▸ **EXERCISE DATA**:
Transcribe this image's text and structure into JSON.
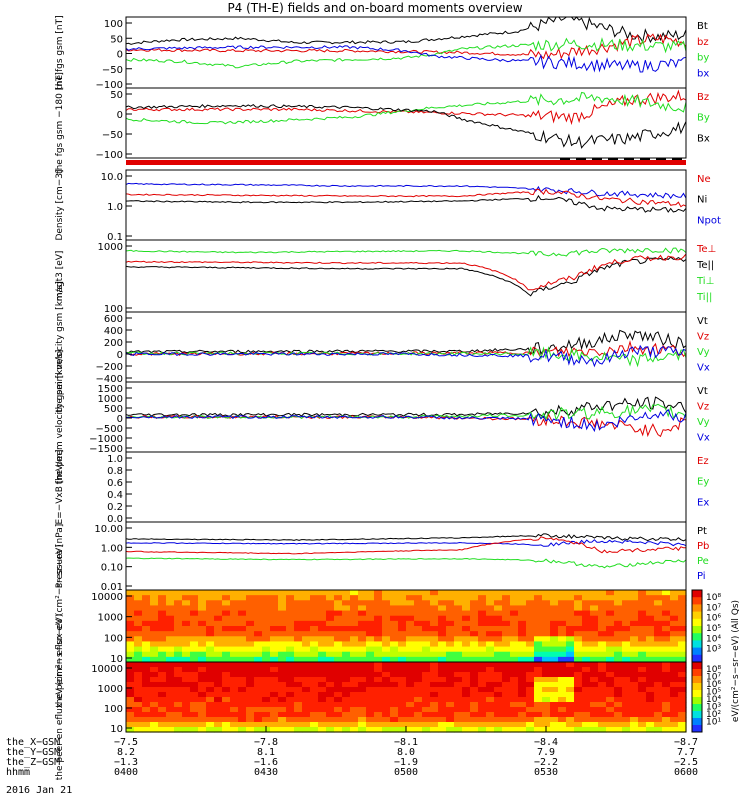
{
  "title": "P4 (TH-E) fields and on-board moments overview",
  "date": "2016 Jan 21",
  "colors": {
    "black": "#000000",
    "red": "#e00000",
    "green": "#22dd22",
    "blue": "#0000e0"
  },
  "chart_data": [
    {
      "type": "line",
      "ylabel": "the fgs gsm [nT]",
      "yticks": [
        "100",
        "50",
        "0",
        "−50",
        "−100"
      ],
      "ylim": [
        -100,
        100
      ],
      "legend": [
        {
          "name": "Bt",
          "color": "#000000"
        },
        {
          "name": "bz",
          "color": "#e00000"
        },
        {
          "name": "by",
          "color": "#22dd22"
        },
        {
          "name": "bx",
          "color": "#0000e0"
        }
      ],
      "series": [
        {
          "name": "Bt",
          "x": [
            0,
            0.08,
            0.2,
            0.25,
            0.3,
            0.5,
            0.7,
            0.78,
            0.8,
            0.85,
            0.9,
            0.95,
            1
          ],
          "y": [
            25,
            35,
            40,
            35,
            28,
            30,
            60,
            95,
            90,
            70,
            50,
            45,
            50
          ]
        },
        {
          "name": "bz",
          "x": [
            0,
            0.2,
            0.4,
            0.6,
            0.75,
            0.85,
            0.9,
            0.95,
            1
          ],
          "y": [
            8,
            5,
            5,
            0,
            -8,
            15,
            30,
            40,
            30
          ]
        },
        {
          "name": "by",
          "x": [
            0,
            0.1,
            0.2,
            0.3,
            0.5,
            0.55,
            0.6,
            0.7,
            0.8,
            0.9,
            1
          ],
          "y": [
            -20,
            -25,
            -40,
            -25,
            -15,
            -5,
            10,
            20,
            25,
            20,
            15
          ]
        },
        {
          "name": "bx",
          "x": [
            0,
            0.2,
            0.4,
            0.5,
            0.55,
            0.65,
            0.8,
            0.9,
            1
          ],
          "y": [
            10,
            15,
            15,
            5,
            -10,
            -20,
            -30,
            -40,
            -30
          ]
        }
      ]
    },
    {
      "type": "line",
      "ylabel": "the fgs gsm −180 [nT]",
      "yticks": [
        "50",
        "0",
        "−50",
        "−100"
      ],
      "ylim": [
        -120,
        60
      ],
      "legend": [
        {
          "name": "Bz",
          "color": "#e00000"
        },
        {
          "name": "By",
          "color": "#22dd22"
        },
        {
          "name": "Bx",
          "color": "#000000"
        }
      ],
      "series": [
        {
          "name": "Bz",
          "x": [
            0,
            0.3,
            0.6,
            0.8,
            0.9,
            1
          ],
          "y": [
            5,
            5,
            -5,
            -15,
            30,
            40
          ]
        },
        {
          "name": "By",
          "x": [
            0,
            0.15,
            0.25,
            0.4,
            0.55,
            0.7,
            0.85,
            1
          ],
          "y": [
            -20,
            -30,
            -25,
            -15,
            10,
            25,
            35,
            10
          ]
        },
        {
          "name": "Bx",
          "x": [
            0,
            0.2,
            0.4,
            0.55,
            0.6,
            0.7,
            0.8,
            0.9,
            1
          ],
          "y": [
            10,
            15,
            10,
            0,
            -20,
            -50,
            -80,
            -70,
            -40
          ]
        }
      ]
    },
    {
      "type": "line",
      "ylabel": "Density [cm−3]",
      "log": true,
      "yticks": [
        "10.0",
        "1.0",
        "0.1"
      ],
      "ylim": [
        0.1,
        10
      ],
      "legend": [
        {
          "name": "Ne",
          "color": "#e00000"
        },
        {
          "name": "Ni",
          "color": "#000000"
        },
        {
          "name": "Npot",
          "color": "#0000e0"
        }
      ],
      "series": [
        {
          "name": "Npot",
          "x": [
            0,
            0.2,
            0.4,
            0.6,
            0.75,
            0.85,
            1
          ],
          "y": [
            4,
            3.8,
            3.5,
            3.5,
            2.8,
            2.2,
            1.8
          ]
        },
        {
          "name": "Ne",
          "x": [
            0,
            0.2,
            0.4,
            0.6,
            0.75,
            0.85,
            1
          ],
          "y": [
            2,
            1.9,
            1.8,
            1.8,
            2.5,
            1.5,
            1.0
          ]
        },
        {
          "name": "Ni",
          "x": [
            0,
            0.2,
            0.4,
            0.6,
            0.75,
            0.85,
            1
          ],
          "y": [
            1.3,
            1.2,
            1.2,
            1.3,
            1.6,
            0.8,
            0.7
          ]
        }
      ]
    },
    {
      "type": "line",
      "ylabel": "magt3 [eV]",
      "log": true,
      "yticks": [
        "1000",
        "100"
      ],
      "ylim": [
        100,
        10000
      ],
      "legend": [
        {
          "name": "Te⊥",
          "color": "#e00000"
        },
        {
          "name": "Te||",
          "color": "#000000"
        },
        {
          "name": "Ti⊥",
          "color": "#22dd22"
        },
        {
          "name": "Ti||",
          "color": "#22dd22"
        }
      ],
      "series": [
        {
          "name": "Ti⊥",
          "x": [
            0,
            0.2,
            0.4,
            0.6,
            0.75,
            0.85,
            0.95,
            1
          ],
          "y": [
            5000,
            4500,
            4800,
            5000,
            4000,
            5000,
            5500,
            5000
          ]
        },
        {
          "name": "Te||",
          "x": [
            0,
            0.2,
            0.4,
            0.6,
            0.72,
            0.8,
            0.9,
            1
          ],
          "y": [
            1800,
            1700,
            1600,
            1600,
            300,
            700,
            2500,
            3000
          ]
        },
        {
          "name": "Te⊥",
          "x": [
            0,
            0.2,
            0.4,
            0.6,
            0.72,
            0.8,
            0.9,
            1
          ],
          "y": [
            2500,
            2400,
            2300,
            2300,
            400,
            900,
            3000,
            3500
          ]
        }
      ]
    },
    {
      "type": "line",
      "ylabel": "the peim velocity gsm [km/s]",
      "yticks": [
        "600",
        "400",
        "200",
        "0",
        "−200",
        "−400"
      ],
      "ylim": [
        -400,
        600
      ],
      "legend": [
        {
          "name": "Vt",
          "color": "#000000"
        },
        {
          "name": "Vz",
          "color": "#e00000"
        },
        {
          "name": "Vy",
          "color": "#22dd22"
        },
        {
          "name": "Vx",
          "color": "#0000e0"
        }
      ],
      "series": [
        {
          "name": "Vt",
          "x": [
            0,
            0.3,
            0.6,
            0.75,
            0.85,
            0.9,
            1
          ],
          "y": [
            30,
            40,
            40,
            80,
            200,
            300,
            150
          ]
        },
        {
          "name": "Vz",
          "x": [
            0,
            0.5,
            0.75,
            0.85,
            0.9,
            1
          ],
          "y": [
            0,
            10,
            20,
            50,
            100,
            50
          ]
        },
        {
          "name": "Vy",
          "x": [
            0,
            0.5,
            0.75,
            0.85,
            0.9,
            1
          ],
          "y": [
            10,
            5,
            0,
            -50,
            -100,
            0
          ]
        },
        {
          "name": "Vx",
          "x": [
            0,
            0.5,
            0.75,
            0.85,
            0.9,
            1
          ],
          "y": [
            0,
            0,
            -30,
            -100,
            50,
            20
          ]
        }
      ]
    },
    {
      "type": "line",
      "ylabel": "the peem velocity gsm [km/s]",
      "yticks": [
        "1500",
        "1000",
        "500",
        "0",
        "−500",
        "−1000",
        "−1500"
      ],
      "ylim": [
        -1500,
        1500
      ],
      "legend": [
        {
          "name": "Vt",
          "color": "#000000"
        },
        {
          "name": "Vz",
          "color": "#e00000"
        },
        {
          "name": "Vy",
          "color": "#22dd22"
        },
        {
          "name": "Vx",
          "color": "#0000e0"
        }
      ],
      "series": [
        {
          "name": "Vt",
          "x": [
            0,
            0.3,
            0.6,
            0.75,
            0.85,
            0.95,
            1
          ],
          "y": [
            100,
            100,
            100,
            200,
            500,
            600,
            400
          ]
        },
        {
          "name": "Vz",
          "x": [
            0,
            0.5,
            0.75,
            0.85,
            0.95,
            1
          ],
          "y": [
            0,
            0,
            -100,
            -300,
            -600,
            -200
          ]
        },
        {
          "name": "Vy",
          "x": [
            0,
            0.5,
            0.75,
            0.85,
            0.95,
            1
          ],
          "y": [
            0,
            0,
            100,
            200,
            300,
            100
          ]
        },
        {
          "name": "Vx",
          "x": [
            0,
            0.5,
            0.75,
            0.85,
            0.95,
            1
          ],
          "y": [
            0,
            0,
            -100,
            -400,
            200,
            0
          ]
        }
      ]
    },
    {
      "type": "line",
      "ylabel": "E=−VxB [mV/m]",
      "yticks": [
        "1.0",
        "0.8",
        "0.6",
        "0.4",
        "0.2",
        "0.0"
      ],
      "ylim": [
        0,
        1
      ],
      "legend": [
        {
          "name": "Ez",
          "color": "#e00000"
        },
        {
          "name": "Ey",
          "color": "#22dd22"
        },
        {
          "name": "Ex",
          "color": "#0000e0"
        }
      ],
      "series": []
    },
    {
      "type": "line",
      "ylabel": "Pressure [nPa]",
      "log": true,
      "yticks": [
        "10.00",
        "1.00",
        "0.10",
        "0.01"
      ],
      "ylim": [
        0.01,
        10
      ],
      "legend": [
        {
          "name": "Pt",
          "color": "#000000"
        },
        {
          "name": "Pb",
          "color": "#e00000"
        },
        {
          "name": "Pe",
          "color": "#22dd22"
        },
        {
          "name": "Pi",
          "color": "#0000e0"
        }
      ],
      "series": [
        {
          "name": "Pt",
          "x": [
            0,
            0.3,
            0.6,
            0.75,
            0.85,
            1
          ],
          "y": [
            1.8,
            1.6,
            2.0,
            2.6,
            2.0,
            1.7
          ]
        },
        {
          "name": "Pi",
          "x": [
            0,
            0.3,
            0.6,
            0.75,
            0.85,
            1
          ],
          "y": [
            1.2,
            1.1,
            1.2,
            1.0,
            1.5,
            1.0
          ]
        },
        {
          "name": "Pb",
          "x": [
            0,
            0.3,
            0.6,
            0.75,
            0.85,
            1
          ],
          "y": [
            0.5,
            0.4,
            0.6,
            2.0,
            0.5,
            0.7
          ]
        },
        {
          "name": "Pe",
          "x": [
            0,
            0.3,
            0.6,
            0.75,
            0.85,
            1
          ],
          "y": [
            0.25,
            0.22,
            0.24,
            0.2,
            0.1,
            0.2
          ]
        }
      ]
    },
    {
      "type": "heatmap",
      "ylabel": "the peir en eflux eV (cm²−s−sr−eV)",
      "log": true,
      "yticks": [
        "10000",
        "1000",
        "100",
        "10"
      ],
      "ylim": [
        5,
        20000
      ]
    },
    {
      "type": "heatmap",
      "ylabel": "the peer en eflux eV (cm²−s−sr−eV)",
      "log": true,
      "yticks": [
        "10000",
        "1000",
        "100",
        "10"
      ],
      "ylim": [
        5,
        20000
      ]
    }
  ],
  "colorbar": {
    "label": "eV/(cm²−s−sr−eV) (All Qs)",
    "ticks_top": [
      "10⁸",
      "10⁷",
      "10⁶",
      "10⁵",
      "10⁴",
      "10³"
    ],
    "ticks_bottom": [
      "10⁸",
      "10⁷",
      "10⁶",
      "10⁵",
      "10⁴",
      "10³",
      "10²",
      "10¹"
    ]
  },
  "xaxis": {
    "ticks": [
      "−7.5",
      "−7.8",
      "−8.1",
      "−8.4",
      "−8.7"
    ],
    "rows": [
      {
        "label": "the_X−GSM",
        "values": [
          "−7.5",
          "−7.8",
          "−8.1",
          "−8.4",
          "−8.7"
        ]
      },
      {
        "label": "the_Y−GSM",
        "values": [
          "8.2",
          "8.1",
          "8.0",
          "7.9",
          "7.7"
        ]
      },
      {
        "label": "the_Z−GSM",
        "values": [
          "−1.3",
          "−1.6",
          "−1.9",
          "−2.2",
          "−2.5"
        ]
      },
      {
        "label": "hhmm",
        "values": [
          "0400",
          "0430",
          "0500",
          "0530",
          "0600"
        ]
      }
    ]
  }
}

--

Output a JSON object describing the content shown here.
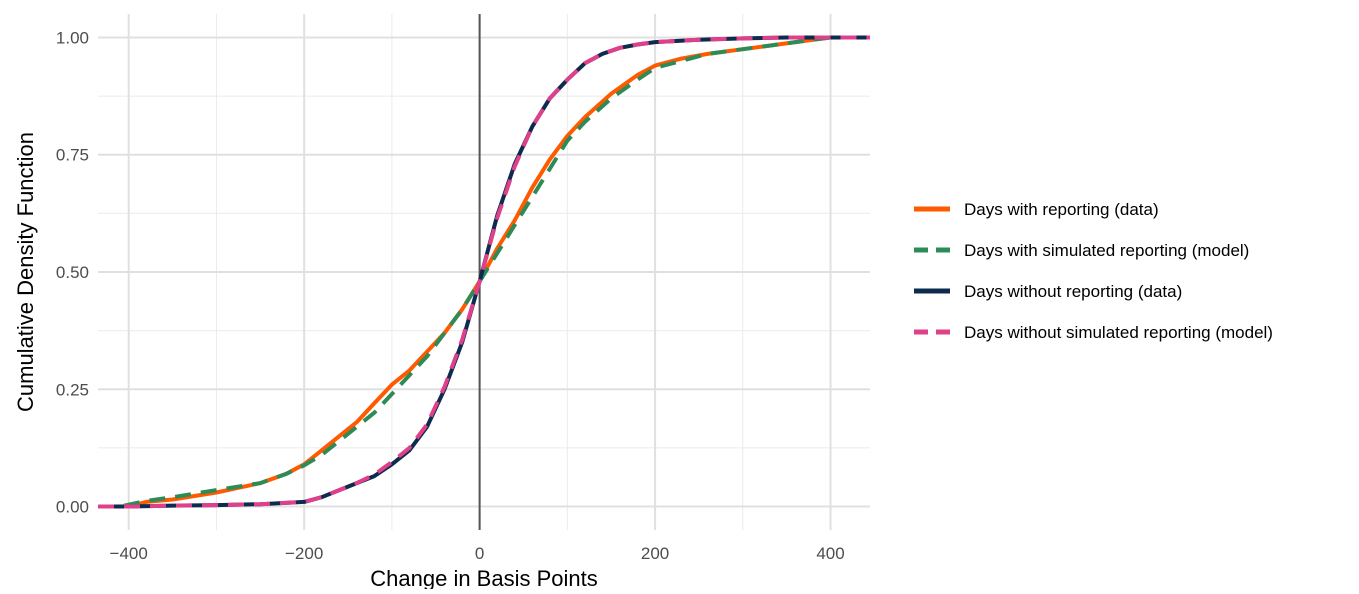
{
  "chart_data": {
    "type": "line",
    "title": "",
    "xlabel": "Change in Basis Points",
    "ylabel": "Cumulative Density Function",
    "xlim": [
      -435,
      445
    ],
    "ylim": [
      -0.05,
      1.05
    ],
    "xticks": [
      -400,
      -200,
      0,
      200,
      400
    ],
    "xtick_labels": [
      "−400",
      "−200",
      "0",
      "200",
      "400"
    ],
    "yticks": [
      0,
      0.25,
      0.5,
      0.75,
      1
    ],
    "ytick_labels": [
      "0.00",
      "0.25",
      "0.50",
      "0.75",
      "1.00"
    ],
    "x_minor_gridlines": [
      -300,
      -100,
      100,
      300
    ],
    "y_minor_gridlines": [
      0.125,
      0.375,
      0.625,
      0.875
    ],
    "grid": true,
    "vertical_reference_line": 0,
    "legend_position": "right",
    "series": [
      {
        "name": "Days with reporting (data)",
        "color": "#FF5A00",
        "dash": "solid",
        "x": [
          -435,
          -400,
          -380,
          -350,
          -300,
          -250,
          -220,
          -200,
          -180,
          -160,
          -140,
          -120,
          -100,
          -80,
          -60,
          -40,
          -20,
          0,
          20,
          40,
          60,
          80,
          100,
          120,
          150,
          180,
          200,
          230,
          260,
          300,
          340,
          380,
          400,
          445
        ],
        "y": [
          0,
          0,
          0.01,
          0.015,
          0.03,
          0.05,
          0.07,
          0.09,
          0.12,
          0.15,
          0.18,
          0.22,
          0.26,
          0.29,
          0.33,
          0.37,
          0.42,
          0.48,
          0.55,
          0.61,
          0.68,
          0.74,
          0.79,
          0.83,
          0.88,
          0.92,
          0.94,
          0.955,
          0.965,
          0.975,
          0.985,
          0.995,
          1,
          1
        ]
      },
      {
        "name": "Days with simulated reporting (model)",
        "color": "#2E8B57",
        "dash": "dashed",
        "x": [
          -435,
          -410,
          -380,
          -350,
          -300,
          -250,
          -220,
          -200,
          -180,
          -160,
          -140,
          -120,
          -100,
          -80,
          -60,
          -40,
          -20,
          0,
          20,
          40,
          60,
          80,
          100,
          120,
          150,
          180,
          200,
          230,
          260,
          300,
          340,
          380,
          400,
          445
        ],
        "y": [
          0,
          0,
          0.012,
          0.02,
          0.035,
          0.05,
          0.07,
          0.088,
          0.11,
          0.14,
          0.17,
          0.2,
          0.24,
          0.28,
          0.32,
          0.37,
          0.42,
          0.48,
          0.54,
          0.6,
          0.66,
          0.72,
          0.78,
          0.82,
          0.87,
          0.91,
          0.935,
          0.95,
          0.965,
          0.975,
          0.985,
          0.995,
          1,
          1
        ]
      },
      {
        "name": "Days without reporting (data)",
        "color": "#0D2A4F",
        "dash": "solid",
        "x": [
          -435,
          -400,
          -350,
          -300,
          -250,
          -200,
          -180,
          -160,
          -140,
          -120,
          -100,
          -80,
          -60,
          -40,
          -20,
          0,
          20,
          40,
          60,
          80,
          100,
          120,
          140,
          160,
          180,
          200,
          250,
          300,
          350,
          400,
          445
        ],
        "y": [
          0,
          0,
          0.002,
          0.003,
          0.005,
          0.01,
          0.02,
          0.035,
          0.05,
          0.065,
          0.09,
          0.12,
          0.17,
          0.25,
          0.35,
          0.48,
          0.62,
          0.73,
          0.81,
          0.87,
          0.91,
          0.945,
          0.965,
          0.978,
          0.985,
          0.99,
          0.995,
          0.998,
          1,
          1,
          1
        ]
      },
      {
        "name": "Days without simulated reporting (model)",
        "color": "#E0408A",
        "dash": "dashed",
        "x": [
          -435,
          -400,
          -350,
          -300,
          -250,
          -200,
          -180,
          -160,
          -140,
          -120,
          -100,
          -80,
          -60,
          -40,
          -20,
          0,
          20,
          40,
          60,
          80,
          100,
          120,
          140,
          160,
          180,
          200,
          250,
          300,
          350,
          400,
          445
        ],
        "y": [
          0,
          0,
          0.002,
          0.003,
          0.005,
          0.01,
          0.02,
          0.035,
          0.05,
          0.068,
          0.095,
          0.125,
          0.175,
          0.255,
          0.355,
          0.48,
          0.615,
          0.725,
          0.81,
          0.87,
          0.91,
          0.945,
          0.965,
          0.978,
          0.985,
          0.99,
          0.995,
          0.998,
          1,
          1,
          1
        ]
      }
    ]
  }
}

▸ **TASK PROMPT**:
Find all lines holding the string "reporting" and copy them.

▸ **SOLUTION TO THE EXERCISE**:
        "name": "Days with reporting (data)",
        "name": "Days with simulated reporting (model)",
        "name": "Days without reporting (data)",
        "name": "Days without simulated reporting (model)",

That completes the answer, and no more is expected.